CHALLENGE: Transcribe the entries below exactly; leave every image out.

· · · · · · ·

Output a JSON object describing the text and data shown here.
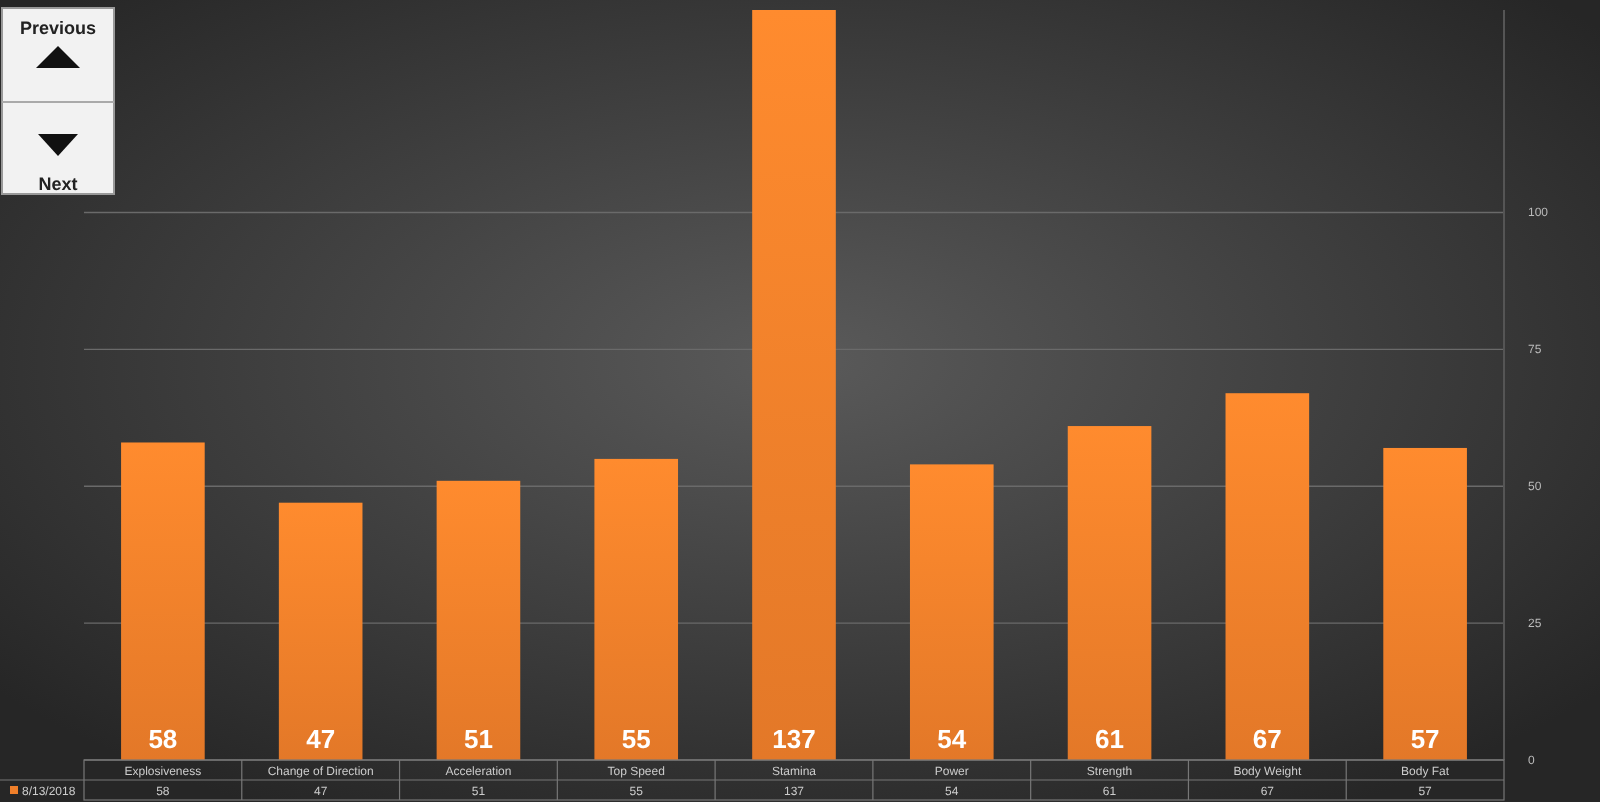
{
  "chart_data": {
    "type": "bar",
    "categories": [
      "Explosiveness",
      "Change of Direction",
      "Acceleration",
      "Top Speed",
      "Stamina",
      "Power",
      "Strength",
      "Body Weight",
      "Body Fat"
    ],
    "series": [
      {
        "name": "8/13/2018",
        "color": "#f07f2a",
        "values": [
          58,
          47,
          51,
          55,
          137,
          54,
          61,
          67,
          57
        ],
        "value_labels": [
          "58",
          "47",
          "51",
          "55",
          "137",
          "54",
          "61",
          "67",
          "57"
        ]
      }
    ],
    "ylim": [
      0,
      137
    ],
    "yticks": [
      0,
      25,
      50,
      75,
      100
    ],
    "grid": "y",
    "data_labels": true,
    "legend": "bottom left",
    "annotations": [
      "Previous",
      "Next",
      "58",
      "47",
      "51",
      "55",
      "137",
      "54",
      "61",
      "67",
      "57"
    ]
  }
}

· · · · · · ·

REPLY:
Output a JSON object describing the text and data shown here.
{
  "chart_data": {
    "type": "bar",
    "categories": [
      "Explosiveness",
      "Change of Direction",
      "Acceleration",
      "Top Speed",
      "Stamina",
      "Power",
      "Strength",
      "Body Weight",
      "Body Fat"
    ],
    "series": [
      {
        "name": "8/13/2018",
        "color": "#f07f2a",
        "values": [
          58,
          47,
          51,
          55,
          137,
          54,
          61,
          67,
          57
        ],
        "value_labels": [
          "58",
          "47",
          "51",
          "55",
          "137",
          "54",
          "61",
          "67",
          "57"
        ]
      }
    ],
    "ylim": [
      0,
      137
    ],
    "yticks": [
      0,
      25,
      50,
      75,
      100
    ],
    "grid": "y",
    "data_labels": true,
    "legend": "bottom left",
    "annotations": [
      "Previous",
      "Next",
      "58",
      "47",
      "51",
      "55",
      "137",
      "54",
      "61",
      "67",
      "57"
    ]
  }
}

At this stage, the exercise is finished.